• _Available records_:

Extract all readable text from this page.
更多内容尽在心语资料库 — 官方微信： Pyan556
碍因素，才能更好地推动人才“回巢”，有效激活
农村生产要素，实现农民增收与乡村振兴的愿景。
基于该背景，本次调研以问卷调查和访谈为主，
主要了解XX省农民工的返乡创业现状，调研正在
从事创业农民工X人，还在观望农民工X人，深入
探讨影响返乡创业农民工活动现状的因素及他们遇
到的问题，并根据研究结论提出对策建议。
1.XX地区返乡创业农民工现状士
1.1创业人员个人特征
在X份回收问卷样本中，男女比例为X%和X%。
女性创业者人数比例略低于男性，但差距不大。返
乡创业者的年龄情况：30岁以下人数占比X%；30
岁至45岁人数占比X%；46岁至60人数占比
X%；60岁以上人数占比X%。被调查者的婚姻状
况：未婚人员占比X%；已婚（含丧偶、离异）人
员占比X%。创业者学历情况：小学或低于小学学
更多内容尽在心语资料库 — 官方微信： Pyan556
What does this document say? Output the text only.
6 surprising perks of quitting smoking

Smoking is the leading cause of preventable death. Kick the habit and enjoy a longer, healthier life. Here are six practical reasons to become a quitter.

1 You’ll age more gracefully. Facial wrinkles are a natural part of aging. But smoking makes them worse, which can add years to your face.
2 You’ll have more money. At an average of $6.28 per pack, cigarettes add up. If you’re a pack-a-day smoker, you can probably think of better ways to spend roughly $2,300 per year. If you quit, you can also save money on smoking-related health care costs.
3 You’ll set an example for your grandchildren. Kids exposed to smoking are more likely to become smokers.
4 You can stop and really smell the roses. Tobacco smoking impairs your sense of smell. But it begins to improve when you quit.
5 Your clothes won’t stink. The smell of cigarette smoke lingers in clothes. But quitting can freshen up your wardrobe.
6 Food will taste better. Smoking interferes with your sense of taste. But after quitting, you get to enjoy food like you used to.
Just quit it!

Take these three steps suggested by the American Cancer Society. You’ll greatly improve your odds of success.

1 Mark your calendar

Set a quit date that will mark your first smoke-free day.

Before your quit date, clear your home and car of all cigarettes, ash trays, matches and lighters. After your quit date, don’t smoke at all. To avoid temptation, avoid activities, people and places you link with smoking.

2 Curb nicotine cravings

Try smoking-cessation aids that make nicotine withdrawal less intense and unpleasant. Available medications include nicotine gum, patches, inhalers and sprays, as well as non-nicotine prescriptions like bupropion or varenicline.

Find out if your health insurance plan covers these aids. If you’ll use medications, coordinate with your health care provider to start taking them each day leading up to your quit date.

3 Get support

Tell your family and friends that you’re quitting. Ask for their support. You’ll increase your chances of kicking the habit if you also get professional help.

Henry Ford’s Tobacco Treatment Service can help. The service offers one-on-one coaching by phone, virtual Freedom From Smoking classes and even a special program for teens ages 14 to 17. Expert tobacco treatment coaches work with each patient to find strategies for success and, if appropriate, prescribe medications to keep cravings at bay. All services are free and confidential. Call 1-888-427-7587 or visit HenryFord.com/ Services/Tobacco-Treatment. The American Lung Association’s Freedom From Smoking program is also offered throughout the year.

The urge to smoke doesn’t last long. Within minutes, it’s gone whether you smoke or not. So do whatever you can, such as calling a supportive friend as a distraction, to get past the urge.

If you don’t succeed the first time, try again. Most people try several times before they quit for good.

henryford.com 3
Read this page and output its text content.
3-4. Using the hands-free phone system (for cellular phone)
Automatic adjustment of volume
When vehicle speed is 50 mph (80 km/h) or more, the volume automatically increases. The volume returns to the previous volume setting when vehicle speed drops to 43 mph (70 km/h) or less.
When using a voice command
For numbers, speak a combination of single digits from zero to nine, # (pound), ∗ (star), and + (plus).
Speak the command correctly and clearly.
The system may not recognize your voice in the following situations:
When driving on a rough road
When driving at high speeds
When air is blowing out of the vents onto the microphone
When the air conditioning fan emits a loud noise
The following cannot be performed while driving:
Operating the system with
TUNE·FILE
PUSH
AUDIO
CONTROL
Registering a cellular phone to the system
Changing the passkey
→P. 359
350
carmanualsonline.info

• _Set exercise_:
Copy out each line of the records where the string "sense" appears.

• _Response to the task_:
4 You can stop and really smell the roses. Tobacco smoking impairs your sense of smell. But it begins to improve when you quit.
6 Food will taste better. Smoking interferes with your sense of taste. But after quitting, you get to enjoy food like you used to.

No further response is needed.